___ DATA TO PROCESS ___
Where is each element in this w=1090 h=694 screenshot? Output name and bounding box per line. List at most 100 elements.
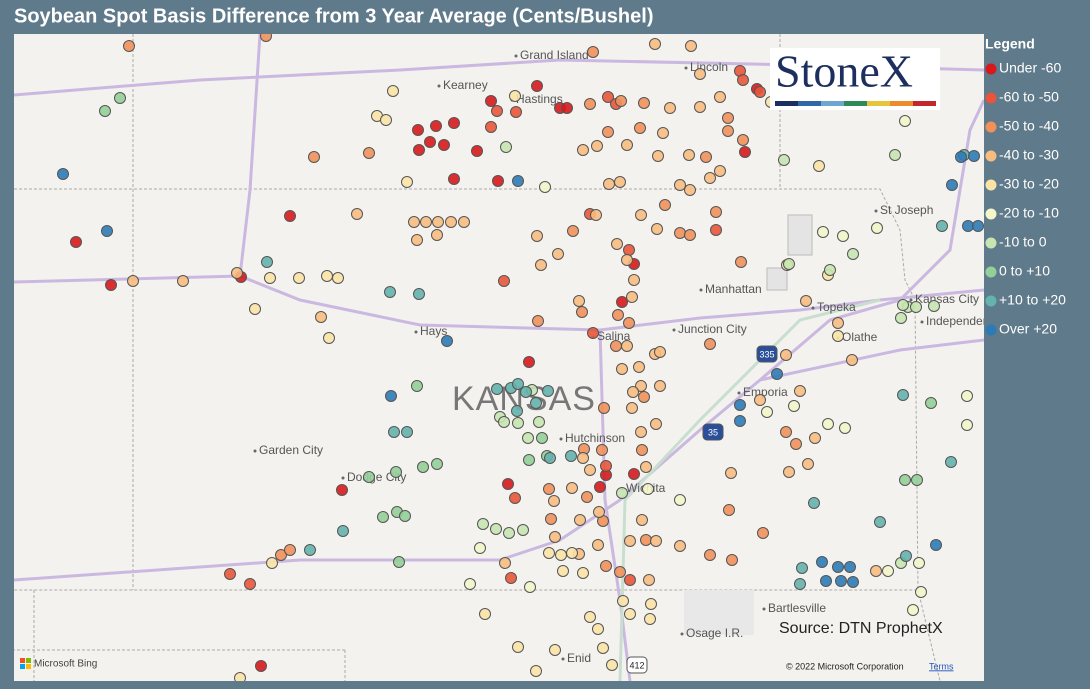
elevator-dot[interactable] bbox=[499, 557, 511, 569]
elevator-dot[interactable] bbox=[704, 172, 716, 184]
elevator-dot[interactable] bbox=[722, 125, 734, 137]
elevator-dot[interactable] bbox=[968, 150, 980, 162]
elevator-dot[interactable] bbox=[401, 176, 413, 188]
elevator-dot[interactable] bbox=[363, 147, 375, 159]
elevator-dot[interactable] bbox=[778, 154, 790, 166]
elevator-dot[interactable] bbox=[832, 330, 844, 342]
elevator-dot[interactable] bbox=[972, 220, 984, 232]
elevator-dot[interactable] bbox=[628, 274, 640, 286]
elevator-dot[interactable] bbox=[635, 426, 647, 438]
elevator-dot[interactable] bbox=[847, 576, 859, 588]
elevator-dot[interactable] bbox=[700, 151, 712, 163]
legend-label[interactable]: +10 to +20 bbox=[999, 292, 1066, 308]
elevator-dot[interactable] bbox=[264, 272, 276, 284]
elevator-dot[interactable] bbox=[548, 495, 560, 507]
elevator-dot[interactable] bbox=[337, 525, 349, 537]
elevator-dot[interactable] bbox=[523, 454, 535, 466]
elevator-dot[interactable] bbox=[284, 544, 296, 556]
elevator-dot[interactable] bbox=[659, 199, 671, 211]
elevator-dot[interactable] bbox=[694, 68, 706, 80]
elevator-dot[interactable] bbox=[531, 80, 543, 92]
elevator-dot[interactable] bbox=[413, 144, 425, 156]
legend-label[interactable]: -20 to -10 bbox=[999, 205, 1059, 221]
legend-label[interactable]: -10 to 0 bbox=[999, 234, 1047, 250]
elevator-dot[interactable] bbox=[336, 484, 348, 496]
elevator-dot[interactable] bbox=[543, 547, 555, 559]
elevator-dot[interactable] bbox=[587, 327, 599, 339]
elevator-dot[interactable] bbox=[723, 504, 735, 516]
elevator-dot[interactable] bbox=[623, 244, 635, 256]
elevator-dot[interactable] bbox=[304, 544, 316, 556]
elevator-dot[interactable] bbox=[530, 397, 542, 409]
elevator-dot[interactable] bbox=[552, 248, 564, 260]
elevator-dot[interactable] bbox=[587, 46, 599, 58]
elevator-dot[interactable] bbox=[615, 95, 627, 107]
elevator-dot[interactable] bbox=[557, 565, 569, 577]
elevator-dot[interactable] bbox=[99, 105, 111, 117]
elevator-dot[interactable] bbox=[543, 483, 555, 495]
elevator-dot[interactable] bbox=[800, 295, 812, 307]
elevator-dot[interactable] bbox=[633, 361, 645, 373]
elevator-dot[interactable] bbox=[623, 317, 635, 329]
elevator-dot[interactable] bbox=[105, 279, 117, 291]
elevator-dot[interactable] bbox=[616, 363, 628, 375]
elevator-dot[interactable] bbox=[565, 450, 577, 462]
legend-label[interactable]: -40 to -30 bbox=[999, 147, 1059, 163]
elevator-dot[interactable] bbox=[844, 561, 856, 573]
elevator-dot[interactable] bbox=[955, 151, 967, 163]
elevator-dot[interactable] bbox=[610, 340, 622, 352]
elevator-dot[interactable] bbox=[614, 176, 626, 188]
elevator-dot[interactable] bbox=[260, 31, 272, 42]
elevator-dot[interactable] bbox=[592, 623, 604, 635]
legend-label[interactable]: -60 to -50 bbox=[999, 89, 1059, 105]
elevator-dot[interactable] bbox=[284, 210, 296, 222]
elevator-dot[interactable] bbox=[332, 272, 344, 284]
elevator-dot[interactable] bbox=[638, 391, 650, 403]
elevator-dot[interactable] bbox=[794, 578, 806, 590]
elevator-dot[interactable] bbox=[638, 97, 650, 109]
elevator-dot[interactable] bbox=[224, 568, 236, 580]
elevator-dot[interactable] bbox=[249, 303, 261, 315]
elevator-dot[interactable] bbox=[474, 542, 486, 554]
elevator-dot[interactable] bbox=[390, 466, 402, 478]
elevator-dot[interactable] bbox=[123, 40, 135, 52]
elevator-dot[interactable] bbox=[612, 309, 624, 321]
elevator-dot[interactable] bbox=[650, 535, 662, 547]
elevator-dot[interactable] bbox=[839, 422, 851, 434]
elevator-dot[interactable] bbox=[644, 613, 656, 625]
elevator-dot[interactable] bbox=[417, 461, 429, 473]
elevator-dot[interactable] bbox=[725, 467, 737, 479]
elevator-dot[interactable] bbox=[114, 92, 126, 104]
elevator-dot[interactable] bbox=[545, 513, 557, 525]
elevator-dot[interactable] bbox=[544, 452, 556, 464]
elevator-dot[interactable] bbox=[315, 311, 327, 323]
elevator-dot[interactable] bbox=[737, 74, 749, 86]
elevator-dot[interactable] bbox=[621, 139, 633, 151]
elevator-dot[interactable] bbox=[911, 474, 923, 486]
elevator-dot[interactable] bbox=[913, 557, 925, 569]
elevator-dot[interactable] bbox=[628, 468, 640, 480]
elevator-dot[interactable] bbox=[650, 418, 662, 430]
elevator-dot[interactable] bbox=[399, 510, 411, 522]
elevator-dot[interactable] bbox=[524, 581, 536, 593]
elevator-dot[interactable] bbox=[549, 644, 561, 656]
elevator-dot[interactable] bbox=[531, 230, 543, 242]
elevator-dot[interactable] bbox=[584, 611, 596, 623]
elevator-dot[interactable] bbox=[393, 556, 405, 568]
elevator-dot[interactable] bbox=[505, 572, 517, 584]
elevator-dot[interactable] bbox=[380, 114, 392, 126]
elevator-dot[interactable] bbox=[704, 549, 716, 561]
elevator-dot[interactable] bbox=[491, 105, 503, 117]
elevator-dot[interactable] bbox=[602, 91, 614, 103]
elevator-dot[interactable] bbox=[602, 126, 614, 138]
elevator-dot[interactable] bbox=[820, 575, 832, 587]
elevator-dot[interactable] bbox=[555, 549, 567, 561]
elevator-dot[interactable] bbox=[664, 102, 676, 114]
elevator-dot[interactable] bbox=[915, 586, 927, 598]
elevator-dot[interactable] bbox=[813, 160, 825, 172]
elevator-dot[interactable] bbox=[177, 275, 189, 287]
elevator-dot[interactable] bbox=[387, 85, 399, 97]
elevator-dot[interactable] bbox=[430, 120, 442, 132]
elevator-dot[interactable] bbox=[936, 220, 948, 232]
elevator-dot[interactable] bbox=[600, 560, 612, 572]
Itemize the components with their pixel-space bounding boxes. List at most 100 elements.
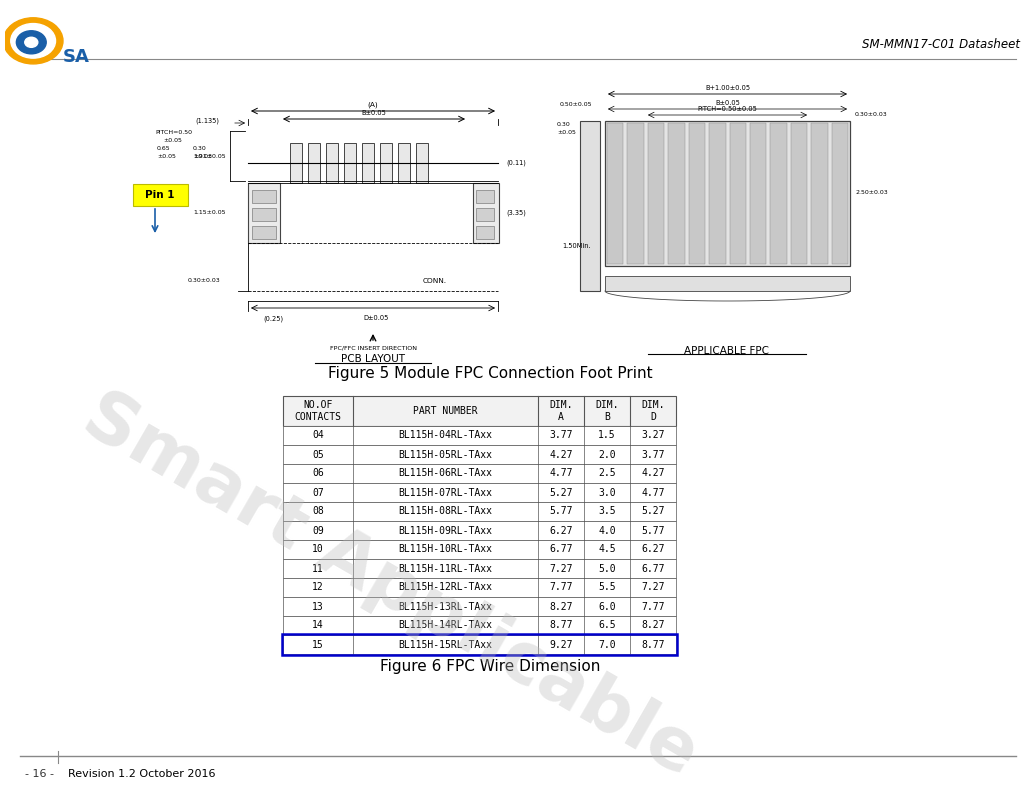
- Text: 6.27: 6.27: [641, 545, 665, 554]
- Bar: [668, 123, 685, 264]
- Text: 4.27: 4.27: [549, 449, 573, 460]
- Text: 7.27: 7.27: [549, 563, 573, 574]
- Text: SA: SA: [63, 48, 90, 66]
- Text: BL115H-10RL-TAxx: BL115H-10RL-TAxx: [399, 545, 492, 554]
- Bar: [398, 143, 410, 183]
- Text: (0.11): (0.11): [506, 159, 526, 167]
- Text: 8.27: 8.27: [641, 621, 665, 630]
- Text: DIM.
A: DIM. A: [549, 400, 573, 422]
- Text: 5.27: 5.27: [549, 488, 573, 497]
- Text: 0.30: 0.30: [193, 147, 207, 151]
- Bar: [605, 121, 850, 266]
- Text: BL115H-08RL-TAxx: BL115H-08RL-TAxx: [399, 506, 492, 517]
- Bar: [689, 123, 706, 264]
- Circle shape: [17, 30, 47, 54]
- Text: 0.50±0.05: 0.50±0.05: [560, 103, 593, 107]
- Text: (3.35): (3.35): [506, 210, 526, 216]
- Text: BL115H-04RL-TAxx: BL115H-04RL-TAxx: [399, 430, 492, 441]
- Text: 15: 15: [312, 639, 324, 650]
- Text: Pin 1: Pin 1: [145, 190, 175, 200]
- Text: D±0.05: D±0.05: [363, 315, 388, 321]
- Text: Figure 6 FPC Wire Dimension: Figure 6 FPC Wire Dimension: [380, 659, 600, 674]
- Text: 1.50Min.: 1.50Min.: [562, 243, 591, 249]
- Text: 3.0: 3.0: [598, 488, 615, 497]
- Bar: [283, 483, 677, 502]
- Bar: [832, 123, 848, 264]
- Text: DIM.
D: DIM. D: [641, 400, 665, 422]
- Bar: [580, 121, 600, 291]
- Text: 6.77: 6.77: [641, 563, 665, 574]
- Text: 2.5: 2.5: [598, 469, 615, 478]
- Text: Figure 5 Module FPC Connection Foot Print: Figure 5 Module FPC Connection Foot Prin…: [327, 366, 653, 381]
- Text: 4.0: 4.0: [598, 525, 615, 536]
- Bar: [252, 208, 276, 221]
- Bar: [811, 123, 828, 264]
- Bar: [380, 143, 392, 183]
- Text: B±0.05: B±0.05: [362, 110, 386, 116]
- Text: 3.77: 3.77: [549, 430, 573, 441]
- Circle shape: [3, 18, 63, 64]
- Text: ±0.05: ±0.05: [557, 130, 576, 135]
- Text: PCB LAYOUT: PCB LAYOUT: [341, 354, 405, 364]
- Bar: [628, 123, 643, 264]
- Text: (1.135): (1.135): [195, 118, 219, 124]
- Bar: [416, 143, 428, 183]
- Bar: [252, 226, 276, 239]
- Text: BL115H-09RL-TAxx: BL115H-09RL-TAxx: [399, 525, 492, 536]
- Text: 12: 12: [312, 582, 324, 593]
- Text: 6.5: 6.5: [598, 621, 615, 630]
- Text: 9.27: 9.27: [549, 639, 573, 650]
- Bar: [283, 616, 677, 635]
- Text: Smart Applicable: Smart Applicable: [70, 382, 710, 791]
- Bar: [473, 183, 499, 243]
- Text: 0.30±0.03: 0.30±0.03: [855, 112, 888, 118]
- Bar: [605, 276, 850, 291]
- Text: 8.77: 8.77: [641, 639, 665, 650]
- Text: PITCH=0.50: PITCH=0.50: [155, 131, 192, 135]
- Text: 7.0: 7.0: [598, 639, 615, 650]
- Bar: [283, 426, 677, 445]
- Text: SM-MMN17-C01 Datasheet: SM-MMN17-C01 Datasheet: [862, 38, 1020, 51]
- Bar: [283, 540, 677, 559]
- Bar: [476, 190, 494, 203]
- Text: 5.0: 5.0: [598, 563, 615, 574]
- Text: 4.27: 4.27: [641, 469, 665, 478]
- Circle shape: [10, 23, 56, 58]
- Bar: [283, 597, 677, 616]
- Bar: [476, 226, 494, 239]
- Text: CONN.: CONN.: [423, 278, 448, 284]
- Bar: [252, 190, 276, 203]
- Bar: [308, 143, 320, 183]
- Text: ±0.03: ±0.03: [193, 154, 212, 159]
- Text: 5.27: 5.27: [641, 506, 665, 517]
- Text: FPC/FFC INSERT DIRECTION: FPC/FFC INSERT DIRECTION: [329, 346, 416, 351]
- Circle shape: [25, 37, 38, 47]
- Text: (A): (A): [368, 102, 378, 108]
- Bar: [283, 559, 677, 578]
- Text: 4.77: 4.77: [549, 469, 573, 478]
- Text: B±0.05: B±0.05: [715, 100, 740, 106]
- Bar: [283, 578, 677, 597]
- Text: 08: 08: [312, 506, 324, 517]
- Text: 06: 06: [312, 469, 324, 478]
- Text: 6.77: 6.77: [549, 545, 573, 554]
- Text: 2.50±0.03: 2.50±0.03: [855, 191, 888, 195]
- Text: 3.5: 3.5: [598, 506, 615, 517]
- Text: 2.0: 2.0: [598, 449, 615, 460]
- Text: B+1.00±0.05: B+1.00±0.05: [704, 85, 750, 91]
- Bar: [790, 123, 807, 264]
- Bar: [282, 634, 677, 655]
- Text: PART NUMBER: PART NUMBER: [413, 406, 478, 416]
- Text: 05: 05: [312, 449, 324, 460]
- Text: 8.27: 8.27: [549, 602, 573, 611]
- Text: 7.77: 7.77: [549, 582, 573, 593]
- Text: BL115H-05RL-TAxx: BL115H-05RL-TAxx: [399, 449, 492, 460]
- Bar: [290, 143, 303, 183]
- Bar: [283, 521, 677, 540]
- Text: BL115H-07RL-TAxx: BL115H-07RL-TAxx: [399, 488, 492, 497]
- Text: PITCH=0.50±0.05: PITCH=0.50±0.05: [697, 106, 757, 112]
___
GOAL OF THE EXERCISE: Please return the lines exactly as they appear in the records, from the line with "elevator-dot[interactable] bbox=[499, 557, 511, 569]" up to and including the line with "elevator-dot[interactable] bbox=[700, 151, 712, 163]".

SOLUTION:
elevator-dot[interactable] bbox=[499, 557, 511, 569]
elevator-dot[interactable] bbox=[704, 172, 716, 184]
elevator-dot[interactable] bbox=[722, 125, 734, 137]
elevator-dot[interactable] bbox=[968, 150, 980, 162]
elevator-dot[interactable] bbox=[401, 176, 413, 188]
elevator-dot[interactable] bbox=[363, 147, 375, 159]
elevator-dot[interactable] bbox=[778, 154, 790, 166]
elevator-dot[interactable] bbox=[832, 330, 844, 342]
elevator-dot[interactable] bbox=[972, 220, 984, 232]
elevator-dot[interactable] bbox=[628, 274, 640, 286]
elevator-dot[interactable] bbox=[635, 426, 647, 438]
elevator-dot[interactable] bbox=[847, 576, 859, 588]
elevator-dot[interactable] bbox=[700, 151, 712, 163]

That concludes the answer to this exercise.